* _GIVEN REQUEST_
Each line below is to be written out in full, exactly as shown.

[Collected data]
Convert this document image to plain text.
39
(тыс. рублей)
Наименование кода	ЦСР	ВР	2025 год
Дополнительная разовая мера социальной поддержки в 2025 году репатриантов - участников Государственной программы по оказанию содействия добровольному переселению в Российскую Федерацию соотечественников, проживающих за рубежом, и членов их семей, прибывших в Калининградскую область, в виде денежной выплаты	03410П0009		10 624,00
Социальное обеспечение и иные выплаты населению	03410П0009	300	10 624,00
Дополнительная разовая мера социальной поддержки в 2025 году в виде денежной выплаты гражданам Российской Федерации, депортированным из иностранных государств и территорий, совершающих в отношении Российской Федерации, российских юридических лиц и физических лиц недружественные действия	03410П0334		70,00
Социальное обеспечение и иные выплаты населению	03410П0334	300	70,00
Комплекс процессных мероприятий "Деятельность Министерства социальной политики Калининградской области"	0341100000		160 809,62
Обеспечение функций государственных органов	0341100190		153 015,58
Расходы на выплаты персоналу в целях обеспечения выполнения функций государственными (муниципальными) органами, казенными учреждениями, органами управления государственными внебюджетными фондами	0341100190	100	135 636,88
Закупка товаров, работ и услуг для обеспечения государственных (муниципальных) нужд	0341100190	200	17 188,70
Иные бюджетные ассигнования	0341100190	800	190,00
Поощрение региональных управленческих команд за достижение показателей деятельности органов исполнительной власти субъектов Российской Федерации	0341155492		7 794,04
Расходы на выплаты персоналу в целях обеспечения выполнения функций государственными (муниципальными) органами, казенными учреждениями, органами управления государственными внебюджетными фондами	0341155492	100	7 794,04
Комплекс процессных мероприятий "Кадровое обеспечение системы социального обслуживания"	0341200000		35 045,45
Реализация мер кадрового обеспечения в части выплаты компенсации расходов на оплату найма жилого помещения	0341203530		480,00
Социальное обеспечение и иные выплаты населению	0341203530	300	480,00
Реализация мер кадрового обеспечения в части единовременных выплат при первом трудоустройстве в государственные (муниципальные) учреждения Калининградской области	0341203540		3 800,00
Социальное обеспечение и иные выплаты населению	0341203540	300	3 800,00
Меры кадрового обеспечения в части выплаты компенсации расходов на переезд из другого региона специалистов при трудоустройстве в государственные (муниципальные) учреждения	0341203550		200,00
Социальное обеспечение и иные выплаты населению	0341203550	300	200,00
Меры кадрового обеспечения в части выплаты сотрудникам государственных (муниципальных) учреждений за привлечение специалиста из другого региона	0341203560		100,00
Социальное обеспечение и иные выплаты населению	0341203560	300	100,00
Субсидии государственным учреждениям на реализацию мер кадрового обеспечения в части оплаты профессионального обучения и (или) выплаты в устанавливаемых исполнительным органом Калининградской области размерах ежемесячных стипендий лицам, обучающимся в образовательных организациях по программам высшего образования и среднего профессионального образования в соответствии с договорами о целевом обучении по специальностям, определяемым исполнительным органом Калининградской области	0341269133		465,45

* _COMPLETE RESPONSE_
Convert this document image to plain text.
39
(тыс. рублей)
Наименование кода	ЦСР	ВР	2025 год
Дополнительная разовая мера социальной поддержки в 2025 году репатриантов - участников Государственной программы по оказанию содействия добровольному переселению в Российскую Федерацию соотечественников, проживающих за рубежом, и членов их семей, прибывших в Калининградскую область, в виде денежной выплаты	03410П0009		10 624,00
Социальное обеспечение и иные выплаты населению	03410П0009	300	10 624,00
Дополнительная разовая мера социальной поддержки в 2025 году в виде денежной выплаты гражданам Российской Федерации, депортированным из иностранных государств и территорий, совершающих в отношении Российской Федерации, российских юридических лиц и физических лиц недружественные действия	03410П0334		70,00
Социальное обеспечение и иные выплаты населению	03410П0334	300	70,00
Комплекс процессных мероприятий "Деятельность Министерства социальной политики Калининградской области"	0341100000		160 809,62
Обеспечение функций государственных органов	0341100190		153 015,58
Расходы на выплаты персоналу в целях обеспечения выполнения функций государственными (муниципальными) органами, казенными учреждениями, органами управления государственными внебюджетными фондами	0341100190	100	135 636,88
Закупка товаров, работ и услуг для обеспечения государственных (муниципальных) нужд	0341100190	200	17 188,70
Иные бюджетные ассигнования	0341100190	800	190,00
Поощрение региональных управленческих команд за достижение показателей деятельности органов исполнительной власти субъектов Российской Федерации	0341155492		7 794,04
Расходы на выплаты персоналу в целях обеспечения выполнения функций государственными (муниципальными) органами, казенными учреждениями, органами управления государственными внебюджетными фондами	0341155492	100	7 794,04
Комплекс процессных мероприятий "Кадровое обеспечение системы социального обслуживания"	0341200000		35 045,45
Реализация мер кадрового обеспечения в части выплаты компенсации расходов на оплату найма жилого помещения	0341203530		480,00
Социальное обеспечение и иные выплаты населению	0341203530	300	480,00
Реализация мер кадрового обеспечения в части единовременных выплат при первом трудоустройстве в государственные (муниципальные) учреждения Калининградской области	0341203540		3 800,00
Социальное обеспечение и иные выплаты населению	0341203540	300	3 800,00
Меры кадрового обеспечения в части выплаты компенсации расходов на переезд из другого региона специалистов при трудоустройстве в государственные (муниципальные) учреждения	0341203550		200,00
Социальное обеспечение и иные выплаты населению	0341203550	300	200,00
Меры кадрового обеспечения в части выплаты сотрудникам государственных (муниципальных) учреждений за привлечение специалиста из другого региона	0341203560		100,00
Социальное обеспечение и иные выплаты населению	0341203560	300	100,00
Субсидии государственным учреждениям на реализацию мер кадрового обеспечения в части оплаты профессионального обучения и (или) выплаты в устанавливаемых исполнительным органом Калининградской области размерах ежемесячных стипендий лицам, обучающимся в образовательных организациях по программам высшего образования и среднего профессионального образования в соответствии с договорами о целевом обучении по специальностям, определяемым исполнительным органом Калининградской области	0341269133		465,45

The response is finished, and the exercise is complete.